WHAT NEEDS TO BE DONE >> Set down exactly the lines from the one containing "Transcribe the text in this document." through the end of the records below, both included, and nothing else.

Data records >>
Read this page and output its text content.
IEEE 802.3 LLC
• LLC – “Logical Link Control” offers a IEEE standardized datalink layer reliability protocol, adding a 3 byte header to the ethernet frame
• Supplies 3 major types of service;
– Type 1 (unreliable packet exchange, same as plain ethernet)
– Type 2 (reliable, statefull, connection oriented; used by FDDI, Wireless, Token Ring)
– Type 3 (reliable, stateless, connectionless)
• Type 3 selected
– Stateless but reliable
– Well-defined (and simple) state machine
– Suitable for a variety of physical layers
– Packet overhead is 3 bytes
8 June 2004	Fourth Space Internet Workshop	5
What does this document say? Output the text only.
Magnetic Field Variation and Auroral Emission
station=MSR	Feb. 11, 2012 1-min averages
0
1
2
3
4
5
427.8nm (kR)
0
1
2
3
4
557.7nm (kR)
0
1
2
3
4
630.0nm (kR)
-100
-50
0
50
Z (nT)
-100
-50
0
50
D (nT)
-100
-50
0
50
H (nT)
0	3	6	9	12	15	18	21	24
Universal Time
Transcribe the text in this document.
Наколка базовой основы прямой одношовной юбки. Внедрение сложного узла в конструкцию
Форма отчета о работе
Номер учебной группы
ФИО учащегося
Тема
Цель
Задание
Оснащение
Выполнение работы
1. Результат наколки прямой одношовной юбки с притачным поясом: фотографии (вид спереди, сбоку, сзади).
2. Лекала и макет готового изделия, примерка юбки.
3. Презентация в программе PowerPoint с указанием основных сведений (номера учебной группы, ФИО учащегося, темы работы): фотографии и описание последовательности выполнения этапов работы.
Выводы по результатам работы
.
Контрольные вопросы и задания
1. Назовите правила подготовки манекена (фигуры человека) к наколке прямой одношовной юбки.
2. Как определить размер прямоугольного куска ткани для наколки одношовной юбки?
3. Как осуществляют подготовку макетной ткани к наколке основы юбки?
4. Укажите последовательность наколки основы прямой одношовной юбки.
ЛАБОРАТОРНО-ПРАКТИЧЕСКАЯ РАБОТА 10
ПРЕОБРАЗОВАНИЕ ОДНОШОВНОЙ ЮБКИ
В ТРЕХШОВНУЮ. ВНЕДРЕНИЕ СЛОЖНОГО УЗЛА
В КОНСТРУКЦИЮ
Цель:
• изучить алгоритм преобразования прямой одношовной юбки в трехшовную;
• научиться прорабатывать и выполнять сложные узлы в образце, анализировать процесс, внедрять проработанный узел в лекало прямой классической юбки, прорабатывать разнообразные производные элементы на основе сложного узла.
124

SOLUTION FOR THIS PROBLEM >>
Transcribe the text in this document.
Наколка базовой основы прямой одношовной юбки. Внедрение сложного узла в конструкцию
Форма отчета о работе
Номер учебной группы
ФИО учащегося
Тема
Цель
Задание
Оснащение
Выполнение работы
1. Результат наколки прямой одношовной юбки с притачным поясом: фотографии (вид спереди, сбоку, сзади).
2. Лекала и макет готового изделия, примерка юбки.
3. Презентация в программе PowerPoint с указанием основных сведений (номера учебной группы, ФИО учащегося, темы работы): фотографии и описание последовательности выполнения этапов работы.
Выводы по результатам работы
.
Контрольные вопросы и задания
1. Назовите правила подготовки манекена (фигуры человека) к наколке прямой одношовной юбки.
2. Как определить размер прямоугольного куска ткани для наколки одношовной юбки?
3. Как осуществляют подготовку макетной ткани к наколке основы юбки?
4. Укажите последовательность наколки основы прямой одношовной юбки.
ЛАБОРАТОРНО-ПРАКТИЧЕСКАЯ РАБОТА 10
ПРЕОБРАЗОВАНИЕ ОДНОШОВНОЙ ЮБКИ
В ТРЕХШОВНУЮ. ВНЕДРЕНИЕ СЛОЖНОГО УЗЛА
В КОНСТРУКЦИЮ
Цель:
• изучить алгоритм преобразования прямой одношовной юбки в трехшовную;
• научиться прорабатывать и выполнять сложные узлы в образце, анализировать процесс, внедрять проработанный узел в лекало прямой классической юбки, прорабатывать разнообразные производные элементы на основе сложного узла.
124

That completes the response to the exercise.